Supplied material →
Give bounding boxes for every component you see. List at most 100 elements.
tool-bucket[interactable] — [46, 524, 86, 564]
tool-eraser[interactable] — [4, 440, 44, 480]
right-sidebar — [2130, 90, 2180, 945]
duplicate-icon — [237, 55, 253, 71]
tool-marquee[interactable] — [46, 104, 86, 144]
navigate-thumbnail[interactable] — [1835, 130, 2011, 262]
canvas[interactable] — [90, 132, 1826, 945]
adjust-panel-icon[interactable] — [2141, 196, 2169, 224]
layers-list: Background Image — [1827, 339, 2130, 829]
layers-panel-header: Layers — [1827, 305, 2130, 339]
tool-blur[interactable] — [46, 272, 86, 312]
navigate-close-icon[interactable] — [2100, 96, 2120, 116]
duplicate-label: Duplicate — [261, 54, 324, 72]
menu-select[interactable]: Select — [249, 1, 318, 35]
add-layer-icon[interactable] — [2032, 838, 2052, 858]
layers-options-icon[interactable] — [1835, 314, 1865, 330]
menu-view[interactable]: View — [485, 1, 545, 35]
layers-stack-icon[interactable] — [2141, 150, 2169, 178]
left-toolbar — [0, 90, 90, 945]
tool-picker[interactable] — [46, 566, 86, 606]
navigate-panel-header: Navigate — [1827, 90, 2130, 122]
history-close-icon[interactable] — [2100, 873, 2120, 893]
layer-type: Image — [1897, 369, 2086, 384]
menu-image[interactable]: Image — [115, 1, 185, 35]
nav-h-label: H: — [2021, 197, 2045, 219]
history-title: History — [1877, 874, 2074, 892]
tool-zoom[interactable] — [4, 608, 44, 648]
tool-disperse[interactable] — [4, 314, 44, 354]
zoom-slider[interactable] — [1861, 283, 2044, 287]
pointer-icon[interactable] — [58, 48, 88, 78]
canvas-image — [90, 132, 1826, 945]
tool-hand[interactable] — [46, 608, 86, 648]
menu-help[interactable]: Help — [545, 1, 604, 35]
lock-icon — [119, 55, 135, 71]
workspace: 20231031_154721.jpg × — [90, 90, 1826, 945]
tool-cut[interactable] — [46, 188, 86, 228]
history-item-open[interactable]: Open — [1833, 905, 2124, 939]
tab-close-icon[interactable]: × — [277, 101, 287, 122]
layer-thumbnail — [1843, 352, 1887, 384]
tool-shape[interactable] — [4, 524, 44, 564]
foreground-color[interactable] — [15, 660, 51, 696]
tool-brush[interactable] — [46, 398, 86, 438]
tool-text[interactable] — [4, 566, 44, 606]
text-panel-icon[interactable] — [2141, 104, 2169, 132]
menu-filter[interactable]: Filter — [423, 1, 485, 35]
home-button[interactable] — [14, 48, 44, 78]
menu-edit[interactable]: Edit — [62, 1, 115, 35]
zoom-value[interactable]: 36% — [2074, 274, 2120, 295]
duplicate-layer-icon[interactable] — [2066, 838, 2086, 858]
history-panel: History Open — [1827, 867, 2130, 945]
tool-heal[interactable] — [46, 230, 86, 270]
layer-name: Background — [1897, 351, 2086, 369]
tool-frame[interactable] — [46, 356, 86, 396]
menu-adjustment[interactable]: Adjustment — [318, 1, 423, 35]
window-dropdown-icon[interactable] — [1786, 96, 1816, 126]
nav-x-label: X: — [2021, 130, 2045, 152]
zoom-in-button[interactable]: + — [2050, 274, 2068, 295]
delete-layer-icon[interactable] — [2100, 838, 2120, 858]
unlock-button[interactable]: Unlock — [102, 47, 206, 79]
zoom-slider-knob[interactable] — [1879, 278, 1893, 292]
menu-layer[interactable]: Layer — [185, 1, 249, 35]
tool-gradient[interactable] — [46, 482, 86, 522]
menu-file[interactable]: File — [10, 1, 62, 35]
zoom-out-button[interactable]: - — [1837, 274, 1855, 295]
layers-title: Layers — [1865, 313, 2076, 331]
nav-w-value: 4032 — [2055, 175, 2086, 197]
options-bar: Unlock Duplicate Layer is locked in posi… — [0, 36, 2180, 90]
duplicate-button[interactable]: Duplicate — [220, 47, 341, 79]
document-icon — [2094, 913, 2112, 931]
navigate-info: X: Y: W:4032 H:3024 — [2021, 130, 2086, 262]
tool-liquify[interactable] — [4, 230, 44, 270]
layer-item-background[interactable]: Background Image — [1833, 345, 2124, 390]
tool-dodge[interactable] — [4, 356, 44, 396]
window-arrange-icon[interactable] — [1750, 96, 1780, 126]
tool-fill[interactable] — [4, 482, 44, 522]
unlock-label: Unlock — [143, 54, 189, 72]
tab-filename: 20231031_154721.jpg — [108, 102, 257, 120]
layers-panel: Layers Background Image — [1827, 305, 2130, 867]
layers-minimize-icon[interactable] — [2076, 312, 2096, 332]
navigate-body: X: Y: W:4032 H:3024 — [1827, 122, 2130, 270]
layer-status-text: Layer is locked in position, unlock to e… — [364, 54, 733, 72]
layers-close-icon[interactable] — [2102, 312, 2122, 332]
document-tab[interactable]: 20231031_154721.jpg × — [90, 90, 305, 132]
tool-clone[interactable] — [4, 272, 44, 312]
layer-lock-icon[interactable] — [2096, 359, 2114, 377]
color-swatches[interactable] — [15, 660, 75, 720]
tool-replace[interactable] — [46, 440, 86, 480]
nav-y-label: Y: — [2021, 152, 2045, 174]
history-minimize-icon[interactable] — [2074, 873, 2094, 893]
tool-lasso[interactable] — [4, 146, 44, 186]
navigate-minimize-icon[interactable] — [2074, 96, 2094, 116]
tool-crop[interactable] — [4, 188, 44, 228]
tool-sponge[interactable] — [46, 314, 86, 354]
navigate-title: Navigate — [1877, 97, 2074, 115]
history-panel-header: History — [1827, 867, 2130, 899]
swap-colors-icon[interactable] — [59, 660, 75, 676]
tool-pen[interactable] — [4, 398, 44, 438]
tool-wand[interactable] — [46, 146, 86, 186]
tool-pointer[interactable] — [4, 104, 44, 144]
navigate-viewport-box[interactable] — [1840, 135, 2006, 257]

Goal → Copy the data above line for line, without changing anything.

Expected answer →
Give bounding boxes for every component you see. List at most 100 elements.
tool-bucket[interactable] — [46, 524, 86, 564]
tool-eraser[interactable] — [4, 440, 44, 480]
right-sidebar — [2130, 90, 2180, 945]
duplicate-icon — [237, 55, 253, 71]
tool-marquee[interactable] — [46, 104, 86, 144]
navigate-thumbnail[interactable] — [1835, 130, 2011, 262]
canvas[interactable] — [90, 132, 1826, 945]
adjust-panel-icon[interactable] — [2141, 196, 2169, 224]
layers-list: Background Image — [1827, 339, 2130, 829]
layers-panel-header: Layers — [1827, 305, 2130, 339]
tool-blur[interactable] — [46, 272, 86, 312]
navigate-close-icon[interactable] — [2100, 96, 2120, 116]
duplicate-label: Duplicate — [261, 54, 324, 72]
menu-select[interactable]: Select — [249, 1, 318, 35]
add-layer-icon[interactable] — [2032, 838, 2052, 858]
layers-options-icon[interactable] — [1835, 314, 1865, 330]
menu-view[interactable]: View — [485, 1, 545, 35]
layers-stack-icon[interactable] — [2141, 150, 2169, 178]
left-toolbar — [0, 90, 90, 945]
tool-picker[interactable] — [46, 566, 86, 606]
navigate-panel-header: Navigate — [1827, 90, 2130, 122]
history-close-icon[interactable] — [2100, 873, 2120, 893]
layer-type: Image — [1897, 369, 2086, 384]
menu-image[interactable]: Image — [115, 1, 185, 35]
nav-h-label: H: — [2021, 197, 2045, 219]
history-title: History — [1877, 874, 2074, 892]
tool-zoom[interactable] — [4, 608, 44, 648]
tool-disperse[interactable] — [4, 314, 44, 354]
zoom-slider[interactable] — [1861, 283, 2044, 287]
pointer-icon[interactable] — [58, 48, 88, 78]
canvas-image — [90, 132, 1826, 945]
tool-hand[interactable] — [46, 608, 86, 648]
menu-help[interactable]: Help — [545, 1, 604, 35]
lock-icon — [119, 55, 135, 71]
workspace: 20231031_154721.jpg × — [90, 90, 1826, 945]
tool-cut[interactable] — [46, 188, 86, 228]
history-item-open[interactable]: Open — [1833, 905, 2124, 939]
tab-close-icon[interactable]: × — [277, 101, 287, 122]
layer-thumbnail — [1843, 352, 1887, 384]
tool-shape[interactable] — [4, 524, 44, 564]
foreground-color[interactable] — [15, 660, 51, 696]
tool-brush[interactable] — [46, 398, 86, 438]
tool-text[interactable] — [4, 566, 44, 606]
text-panel-icon[interactable] — [2141, 104, 2169, 132]
menu-filter[interactable]: Filter — [423, 1, 485, 35]
home-button[interactable] — [14, 48, 44, 78]
menu-edit[interactable]: Edit — [62, 1, 115, 35]
zoom-value[interactable]: 36% — [2074, 274, 2120, 295]
duplicate-layer-icon[interactable] — [2066, 838, 2086, 858]
history-panel: History Open — [1827, 867, 2130, 945]
tool-heal[interactable] — [46, 230, 86, 270]
layer-name: Background — [1897, 351, 2086, 369]
tool-frame[interactable] — [46, 356, 86, 396]
menu-adjustment[interactable]: Adjustment — [318, 1, 423, 35]
window-dropdown-icon[interactable] — [1786, 96, 1816, 126]
nav-x-label: X: — [2021, 130, 2045, 152]
zoom-in-button[interactable]: + — [2050, 274, 2068, 295]
delete-layer-icon[interactable] — [2100, 838, 2120, 858]
unlock-button[interactable]: Unlock — [102, 47, 206, 79]
zoom-slider-knob[interactable] — [1879, 278, 1893, 292]
menu-layer[interactable]: Layer — [185, 1, 249, 35]
tool-gradient[interactable] — [46, 482, 86, 522]
menu-file[interactable]: File — [10, 1, 62, 35]
zoom-out-button[interactable]: - — [1837, 274, 1855, 295]
layers-title: Layers — [1865, 313, 2076, 331]
nav-w-value: 4032 — [2055, 175, 2086, 197]
options-bar: Unlock Duplicate Layer is locked in posi… — [0, 36, 2180, 90]
duplicate-button[interactable]: Duplicate — [220, 47, 341, 79]
document-icon — [2094, 913, 2112, 931]
navigate-info: X: Y: W:4032 H:3024 — [2021, 130, 2086, 262]
tool-liquify[interactable] — [4, 230, 44, 270]
layer-item-background[interactable]: Background Image — [1833, 345, 2124, 390]
tool-dodge[interactable] — [4, 356, 44, 396]
window-arrange-icon[interactable] — [1750, 96, 1780, 126]
tool-fill[interactable] — [4, 482, 44, 522]
unlock-label: Unlock — [143, 54, 189, 72]
tab-filename: 20231031_154721.jpg — [108, 102, 257, 120]
layers-panel: Layers Background Image — [1827, 305, 2130, 867]
layers-minimize-icon[interactable] — [2076, 312, 2096, 332]
navigate-body: X: Y: W:4032 H:3024 — [1827, 122, 2130, 270]
layer-status-text: Layer is locked in position, unlock to e… — [364, 54, 733, 72]
layers-close-icon[interactable] — [2102, 312, 2122, 332]
document-tab[interactable]: 20231031_154721.jpg × — [90, 90, 305, 132]
tool-clone[interactable] — [4, 272, 44, 312]
layer-lock-icon[interactable] — [2096, 359, 2114, 377]
color-swatches[interactable] — [15, 660, 75, 720]
tool-replace[interactable] — [46, 440, 86, 480]
nav-y-label: Y: — [2021, 152, 2045, 174]
history-minimize-icon[interactable] — [2074, 873, 2094, 893]
tool-lasso[interactable] — [4, 146, 44, 186]
navigate-minimize-icon[interactable] — [2074, 96, 2094, 116]
tool-crop[interactable] — [4, 188, 44, 228]
tool-sponge[interactable] — [46, 314, 86, 354]
navigate-title: Navigate — [1877, 97, 2074, 115]
history-panel-header: History — [1827, 867, 2130, 899]
swap-colors-icon[interactable] — [59, 660, 75, 676]
tool-pen[interactable] — [4, 398, 44, 438]
tool-wand[interactable] — [46, 146, 86, 186]
tool-pointer[interactable] — [4, 104, 44, 144]
navigate-viewport-box[interactable] — [1840, 135, 2006, 257]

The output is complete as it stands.